(EXERCISE REQUIREMENTS)
Copy the lines holding the word "icon", all of them.

BEGIN MATERIAL FOR THE TASK

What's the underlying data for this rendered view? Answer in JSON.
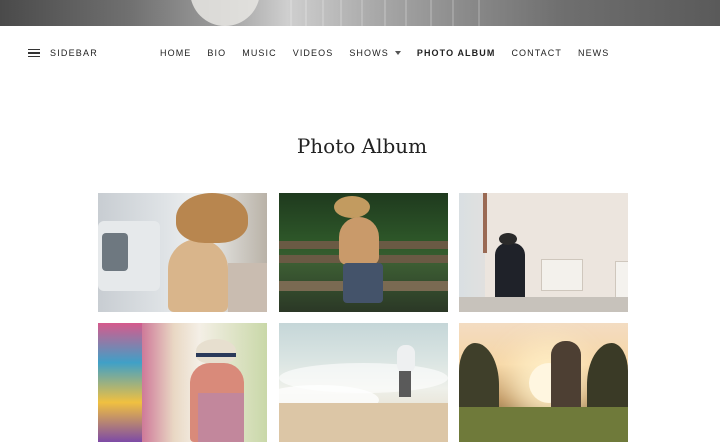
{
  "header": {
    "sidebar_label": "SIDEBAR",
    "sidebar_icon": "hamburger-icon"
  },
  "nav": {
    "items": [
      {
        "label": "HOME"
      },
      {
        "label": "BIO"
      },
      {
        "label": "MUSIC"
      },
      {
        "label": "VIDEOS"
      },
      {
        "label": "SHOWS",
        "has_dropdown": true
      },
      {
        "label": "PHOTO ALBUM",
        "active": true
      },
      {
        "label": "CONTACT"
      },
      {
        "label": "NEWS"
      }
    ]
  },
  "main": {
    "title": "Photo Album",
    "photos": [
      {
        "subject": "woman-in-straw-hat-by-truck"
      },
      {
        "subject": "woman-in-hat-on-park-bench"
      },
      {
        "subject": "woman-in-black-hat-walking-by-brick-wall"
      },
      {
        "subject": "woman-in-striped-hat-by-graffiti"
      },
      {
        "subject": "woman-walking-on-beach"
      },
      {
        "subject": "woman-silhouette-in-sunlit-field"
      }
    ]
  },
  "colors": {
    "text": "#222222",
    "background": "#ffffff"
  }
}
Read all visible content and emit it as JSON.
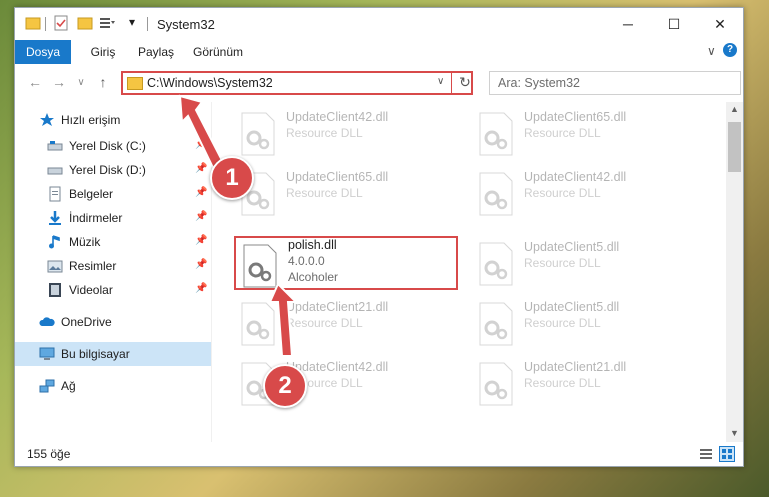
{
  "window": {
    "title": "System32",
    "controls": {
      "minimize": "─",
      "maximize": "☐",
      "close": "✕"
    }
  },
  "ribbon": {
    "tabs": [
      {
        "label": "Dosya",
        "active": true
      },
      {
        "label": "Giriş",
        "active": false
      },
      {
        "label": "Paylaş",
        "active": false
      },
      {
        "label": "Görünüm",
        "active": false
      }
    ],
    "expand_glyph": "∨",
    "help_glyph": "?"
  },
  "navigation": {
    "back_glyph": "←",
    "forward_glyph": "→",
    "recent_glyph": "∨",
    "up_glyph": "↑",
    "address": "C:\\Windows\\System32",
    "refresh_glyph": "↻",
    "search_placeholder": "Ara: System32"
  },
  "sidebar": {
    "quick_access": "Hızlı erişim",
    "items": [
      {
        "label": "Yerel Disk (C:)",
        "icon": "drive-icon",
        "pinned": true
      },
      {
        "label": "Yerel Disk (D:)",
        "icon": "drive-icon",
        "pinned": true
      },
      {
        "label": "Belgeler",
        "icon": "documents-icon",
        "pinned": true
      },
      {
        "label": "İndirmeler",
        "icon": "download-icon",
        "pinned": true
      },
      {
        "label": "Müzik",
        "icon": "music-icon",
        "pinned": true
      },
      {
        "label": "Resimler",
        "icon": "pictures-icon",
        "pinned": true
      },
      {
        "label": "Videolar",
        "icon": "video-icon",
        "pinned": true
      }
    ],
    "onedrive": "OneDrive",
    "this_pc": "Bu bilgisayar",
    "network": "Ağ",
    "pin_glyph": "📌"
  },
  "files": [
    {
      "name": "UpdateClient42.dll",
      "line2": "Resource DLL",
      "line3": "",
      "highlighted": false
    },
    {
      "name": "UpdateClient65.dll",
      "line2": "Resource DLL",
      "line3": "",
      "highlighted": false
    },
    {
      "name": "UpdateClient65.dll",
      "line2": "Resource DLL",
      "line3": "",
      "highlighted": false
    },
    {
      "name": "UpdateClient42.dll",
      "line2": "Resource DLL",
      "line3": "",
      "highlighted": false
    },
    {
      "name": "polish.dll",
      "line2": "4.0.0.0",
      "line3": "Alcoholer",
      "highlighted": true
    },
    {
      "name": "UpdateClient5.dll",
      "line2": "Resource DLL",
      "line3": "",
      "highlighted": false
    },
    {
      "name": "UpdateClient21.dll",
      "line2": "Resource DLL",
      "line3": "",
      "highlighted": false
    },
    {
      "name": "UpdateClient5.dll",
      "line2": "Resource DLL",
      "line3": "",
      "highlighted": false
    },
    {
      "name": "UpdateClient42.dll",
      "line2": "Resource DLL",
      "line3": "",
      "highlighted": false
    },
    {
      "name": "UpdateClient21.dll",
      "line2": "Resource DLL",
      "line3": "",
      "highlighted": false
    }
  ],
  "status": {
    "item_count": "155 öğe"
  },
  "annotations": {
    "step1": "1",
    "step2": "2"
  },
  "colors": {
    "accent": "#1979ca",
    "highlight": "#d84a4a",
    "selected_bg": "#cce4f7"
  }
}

END MATERIAL FOR THE TASK

(ANSWER TO THIS TASK)
    "sidebar_icon": "hamburger-icon"
        "icon": "drive-icon",
        "icon": "drive-icon",
        "icon": "documents-icon",
        "icon": "download-icon",
        "icon": "music-icon",
        "icon": "pictures-icon",
        "icon": "video-icon",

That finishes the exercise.